**What is asked:** Please reproduce the lines from the first one down to and including the line that contains "133 58 150</box>".

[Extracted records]

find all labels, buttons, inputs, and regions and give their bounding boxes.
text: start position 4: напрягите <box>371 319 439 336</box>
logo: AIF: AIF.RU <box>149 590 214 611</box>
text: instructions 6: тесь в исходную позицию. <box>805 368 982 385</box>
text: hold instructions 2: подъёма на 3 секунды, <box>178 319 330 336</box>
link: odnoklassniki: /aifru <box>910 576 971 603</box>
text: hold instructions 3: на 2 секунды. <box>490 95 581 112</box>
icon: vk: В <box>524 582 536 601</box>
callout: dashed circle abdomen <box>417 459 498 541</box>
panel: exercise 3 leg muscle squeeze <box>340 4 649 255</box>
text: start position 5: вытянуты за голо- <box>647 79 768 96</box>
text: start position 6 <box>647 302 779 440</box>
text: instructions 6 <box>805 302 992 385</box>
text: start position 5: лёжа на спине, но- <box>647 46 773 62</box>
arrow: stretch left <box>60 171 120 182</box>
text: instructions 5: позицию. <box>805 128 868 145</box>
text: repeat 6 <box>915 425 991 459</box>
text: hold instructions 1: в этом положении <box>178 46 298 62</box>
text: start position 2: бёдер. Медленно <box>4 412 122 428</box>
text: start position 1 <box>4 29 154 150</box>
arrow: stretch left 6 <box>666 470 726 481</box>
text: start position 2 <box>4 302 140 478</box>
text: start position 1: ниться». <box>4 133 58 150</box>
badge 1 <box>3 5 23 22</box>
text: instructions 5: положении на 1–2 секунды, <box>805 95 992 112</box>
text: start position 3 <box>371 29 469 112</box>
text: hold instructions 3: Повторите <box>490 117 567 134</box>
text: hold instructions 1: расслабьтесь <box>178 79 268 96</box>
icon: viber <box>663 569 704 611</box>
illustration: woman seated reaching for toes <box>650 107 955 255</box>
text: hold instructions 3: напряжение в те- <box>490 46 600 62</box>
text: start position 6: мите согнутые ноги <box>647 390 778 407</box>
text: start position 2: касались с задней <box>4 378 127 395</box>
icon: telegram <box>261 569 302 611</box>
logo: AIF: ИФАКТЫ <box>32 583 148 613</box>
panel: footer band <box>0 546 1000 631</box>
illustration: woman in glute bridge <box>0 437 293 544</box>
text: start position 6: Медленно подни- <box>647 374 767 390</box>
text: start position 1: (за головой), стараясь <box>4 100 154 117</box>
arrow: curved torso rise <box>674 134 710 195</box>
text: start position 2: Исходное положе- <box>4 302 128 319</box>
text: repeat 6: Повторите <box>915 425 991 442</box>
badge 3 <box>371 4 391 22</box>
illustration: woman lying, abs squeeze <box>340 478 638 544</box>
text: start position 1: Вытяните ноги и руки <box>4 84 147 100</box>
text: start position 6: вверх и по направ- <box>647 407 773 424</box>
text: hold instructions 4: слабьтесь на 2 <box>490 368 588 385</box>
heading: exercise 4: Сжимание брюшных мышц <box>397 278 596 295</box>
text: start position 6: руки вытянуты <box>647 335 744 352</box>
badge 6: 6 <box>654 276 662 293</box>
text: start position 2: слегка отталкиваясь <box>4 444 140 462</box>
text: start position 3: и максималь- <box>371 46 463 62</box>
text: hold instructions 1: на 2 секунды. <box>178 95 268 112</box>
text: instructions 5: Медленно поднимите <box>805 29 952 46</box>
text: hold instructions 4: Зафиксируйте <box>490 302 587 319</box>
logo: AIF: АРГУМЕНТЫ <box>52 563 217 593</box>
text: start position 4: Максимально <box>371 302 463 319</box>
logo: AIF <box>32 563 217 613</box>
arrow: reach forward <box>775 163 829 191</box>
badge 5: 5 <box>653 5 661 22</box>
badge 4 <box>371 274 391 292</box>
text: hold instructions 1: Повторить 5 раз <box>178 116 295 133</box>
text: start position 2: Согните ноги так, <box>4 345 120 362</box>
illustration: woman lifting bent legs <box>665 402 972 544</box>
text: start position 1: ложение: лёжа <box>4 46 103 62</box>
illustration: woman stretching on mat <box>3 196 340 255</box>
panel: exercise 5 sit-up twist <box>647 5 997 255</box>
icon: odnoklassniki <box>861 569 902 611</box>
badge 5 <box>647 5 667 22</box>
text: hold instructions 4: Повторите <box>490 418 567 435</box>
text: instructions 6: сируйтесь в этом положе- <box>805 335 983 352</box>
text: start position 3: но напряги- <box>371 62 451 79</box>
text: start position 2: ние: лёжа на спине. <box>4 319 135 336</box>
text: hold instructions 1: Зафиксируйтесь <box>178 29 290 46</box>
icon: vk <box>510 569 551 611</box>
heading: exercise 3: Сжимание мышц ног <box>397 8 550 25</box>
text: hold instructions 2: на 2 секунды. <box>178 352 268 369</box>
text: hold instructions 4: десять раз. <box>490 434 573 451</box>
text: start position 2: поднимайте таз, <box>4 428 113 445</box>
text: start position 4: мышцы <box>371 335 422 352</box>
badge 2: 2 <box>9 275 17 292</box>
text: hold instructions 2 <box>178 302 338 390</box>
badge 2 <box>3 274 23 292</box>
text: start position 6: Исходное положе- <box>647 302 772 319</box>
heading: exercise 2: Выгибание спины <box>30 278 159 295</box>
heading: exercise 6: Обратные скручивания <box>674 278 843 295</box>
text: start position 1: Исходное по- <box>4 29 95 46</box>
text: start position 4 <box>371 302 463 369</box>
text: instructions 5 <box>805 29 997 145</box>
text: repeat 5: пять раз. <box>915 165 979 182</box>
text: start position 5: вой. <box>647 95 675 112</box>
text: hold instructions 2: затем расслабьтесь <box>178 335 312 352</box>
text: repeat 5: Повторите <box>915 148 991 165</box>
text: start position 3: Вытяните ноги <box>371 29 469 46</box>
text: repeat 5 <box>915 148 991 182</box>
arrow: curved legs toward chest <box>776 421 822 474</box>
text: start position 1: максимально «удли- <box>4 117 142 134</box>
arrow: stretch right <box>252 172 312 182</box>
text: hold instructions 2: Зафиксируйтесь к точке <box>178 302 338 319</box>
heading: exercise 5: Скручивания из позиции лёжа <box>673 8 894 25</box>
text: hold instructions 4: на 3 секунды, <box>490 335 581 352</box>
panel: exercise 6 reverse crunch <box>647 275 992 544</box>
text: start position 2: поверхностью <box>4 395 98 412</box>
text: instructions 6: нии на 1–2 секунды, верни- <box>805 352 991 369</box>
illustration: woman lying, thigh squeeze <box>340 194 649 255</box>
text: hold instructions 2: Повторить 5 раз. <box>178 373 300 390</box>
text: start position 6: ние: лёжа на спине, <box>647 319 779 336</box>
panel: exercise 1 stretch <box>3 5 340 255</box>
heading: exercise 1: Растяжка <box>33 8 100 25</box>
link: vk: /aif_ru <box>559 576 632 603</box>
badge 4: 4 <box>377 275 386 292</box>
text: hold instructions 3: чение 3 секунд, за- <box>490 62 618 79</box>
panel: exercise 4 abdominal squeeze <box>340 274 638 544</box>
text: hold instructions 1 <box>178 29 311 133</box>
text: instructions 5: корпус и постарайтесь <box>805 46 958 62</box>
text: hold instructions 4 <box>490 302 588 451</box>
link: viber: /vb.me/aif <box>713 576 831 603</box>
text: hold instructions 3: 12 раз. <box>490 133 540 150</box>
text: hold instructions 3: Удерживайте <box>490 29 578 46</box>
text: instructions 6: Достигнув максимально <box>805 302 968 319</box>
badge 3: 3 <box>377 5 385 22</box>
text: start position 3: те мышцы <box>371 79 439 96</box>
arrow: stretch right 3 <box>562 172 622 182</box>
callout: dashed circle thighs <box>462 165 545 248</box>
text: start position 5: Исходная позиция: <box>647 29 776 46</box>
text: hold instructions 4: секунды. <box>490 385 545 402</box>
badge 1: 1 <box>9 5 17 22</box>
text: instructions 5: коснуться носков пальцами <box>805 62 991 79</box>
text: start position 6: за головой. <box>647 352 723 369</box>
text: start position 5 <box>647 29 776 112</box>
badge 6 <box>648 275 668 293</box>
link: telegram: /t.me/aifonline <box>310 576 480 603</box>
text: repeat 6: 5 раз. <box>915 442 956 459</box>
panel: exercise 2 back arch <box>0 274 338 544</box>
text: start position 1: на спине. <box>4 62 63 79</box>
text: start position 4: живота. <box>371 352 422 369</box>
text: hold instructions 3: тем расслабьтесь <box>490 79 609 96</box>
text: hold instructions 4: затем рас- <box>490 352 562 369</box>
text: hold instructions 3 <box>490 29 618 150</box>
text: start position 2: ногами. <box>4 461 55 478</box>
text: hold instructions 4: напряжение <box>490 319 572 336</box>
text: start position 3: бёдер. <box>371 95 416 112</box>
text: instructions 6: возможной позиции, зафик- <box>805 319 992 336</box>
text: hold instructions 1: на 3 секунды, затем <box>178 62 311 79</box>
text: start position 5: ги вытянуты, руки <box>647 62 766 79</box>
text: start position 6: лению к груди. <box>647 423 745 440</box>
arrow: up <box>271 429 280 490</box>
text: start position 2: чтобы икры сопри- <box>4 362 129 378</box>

**Result of this task:**
find all labels, buttons, inputs, and regions and give their bounding boxes.
text: start position 4: напрягите <box>371 319 439 336</box>
logo: AIF: AIF.RU <box>149 590 214 611</box>
text: instructions 6: тесь в исходную позицию. <box>805 368 982 385</box>
text: hold instructions 2: подъёма на 3 секунды, <box>178 319 330 336</box>
link: odnoklassniki: /aifru <box>910 576 971 603</box>
text: hold instructions 3: на 2 секунды. <box>490 95 581 112</box>
icon: vk: В <box>524 582 536 601</box>
callout: dashed circle abdomen <box>417 459 498 541</box>
panel: exercise 3 leg muscle squeeze <box>340 4 649 255</box>
text: start position 5: вытянуты за голо- <box>647 79 768 96</box>
text: start position 6 <box>647 302 779 440</box>
text: instructions 6 <box>805 302 992 385</box>
text: start position 5: лёжа на спине, но- <box>647 46 773 62</box>
arrow: stretch left <box>60 171 120 182</box>
text: instructions 5: позицию. <box>805 128 868 145</box>
text: repeat 6 <box>915 425 991 459</box>
text: hold instructions 1: в этом положении <box>178 46 298 62</box>
text: start position 2: бёдер. Медленно <box>4 412 122 428</box>
text: start position 1 <box>4 29 154 150</box>
arrow: stretch left 6 <box>666 470 726 481</box>
text: start position 2 <box>4 302 140 478</box>
text: start position 1: ниться». <box>4 133 58 150</box>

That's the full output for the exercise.